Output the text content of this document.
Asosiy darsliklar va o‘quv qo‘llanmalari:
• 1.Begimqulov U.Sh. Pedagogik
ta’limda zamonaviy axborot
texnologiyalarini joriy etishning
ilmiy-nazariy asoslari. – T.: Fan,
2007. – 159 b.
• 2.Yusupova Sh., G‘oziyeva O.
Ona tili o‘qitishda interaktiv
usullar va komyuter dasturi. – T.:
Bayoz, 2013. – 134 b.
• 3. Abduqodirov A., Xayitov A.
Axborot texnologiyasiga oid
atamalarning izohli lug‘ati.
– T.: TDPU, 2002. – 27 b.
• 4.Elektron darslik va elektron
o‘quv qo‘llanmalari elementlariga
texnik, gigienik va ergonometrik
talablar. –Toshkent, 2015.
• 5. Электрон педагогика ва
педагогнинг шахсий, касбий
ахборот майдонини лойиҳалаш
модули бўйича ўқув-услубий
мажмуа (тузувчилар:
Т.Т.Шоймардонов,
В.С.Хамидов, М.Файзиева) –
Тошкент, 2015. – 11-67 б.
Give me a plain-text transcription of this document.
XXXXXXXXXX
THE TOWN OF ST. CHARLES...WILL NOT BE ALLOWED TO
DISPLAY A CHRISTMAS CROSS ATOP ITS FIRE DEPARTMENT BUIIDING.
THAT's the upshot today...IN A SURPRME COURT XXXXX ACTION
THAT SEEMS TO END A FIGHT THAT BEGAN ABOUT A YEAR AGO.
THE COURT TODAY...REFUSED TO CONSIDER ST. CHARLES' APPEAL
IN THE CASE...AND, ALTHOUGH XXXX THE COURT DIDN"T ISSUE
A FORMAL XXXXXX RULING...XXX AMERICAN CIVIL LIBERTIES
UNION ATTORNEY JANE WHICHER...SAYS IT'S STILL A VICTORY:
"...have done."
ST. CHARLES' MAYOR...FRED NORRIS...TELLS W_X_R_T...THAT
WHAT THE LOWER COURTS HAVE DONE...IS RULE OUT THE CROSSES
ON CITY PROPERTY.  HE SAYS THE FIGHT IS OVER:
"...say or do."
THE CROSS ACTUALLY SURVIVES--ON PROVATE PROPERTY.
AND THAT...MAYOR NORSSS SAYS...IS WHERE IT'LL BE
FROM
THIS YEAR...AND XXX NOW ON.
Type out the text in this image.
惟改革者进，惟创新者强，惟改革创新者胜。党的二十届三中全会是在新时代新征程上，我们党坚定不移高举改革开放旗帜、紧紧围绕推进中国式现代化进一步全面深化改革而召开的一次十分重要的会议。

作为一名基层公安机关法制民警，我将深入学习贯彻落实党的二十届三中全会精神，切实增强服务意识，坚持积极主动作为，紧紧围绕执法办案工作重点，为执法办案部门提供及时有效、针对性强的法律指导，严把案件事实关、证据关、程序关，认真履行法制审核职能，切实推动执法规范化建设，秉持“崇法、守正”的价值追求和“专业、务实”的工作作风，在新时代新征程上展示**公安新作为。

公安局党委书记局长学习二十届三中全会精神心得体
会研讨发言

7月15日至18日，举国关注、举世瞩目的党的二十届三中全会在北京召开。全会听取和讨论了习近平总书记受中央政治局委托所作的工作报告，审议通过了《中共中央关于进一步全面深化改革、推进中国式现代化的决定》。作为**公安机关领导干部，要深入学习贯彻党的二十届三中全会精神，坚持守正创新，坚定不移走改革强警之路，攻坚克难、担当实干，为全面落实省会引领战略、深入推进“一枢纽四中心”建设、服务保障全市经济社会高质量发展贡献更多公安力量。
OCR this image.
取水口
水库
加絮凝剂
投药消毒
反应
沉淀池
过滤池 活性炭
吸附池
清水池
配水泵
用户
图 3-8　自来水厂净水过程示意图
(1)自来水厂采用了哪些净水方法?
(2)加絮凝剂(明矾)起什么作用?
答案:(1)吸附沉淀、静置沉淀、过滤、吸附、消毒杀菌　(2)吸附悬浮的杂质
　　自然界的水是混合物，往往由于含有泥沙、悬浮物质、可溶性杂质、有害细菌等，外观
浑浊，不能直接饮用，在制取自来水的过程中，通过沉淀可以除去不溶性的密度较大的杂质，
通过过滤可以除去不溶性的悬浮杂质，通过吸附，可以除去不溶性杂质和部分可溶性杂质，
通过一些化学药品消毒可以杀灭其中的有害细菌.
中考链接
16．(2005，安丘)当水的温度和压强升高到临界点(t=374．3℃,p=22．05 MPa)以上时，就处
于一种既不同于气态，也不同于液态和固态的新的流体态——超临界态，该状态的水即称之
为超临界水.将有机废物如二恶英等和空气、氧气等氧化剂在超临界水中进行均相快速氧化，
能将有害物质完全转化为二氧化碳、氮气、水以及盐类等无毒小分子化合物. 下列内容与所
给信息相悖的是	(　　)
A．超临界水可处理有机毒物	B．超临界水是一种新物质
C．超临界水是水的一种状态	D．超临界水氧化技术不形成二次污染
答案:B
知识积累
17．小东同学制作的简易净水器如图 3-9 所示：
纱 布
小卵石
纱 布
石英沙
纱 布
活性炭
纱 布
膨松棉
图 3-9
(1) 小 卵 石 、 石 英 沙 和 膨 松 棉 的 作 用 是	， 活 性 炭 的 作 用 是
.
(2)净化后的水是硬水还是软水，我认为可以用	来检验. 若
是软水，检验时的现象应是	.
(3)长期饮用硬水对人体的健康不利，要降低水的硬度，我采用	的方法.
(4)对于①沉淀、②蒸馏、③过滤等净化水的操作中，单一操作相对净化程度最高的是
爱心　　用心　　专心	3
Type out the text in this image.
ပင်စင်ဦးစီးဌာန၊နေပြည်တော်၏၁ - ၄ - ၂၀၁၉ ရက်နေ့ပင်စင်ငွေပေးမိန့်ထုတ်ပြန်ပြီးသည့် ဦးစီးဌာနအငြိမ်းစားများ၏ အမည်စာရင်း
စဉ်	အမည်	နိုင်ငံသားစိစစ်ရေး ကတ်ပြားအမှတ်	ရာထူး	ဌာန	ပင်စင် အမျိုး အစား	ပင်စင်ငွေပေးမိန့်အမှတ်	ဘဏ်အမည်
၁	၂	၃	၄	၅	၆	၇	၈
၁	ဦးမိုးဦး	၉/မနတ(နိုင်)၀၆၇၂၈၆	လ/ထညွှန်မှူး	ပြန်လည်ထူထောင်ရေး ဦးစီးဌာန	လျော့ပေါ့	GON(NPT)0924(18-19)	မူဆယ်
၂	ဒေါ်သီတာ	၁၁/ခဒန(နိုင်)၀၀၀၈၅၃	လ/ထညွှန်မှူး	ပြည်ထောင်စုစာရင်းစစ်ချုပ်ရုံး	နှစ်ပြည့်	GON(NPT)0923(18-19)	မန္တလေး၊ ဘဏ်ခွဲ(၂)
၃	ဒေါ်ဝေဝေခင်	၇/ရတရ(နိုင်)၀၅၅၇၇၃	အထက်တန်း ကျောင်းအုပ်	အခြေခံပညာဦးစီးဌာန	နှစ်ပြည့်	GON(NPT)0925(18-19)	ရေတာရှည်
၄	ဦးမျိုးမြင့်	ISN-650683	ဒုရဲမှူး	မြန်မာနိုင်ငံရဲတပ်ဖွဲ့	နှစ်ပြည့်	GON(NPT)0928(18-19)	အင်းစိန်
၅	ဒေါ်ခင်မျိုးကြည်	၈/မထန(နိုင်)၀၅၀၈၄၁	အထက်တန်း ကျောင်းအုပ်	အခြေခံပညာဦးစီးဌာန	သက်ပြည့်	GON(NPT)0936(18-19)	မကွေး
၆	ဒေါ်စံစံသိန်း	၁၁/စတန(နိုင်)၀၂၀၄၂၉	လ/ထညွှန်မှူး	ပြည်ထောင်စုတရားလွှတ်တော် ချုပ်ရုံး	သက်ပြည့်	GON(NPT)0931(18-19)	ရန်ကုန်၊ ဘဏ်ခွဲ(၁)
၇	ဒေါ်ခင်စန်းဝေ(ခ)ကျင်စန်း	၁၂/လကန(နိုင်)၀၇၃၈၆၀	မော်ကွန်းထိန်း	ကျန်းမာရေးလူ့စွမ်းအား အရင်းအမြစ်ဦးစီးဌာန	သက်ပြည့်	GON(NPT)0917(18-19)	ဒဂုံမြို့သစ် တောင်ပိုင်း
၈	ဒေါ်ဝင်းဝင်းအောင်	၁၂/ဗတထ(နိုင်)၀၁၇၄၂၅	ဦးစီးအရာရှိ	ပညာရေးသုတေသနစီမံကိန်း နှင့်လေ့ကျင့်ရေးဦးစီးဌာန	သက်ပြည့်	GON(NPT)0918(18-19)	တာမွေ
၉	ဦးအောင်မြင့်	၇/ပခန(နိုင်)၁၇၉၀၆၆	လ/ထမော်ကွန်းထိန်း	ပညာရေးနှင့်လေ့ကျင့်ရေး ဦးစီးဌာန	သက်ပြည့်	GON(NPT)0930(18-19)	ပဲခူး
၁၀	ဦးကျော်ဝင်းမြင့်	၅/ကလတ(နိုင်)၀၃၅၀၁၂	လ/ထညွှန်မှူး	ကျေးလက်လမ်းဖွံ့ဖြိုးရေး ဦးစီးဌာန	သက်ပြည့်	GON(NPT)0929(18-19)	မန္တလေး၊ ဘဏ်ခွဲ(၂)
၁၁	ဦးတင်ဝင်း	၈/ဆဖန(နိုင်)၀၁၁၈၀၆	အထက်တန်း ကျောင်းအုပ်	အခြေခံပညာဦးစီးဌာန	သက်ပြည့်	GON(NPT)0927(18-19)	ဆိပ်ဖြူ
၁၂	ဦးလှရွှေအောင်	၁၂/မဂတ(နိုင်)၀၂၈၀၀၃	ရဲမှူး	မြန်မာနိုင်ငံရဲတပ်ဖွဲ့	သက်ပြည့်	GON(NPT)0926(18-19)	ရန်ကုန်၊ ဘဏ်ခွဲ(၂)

★ ★ ★ ★ ★

* PROBLEM REQUIREMENTS *
Copy out the lines in which the string "YEAR" appears.

* FULL RESPONSE *
THAT SEEMS TO END A FIGHT THAT BEGAN ABOUT A YEAR AGO.
THIS YEAR...AND XXX NOW ON.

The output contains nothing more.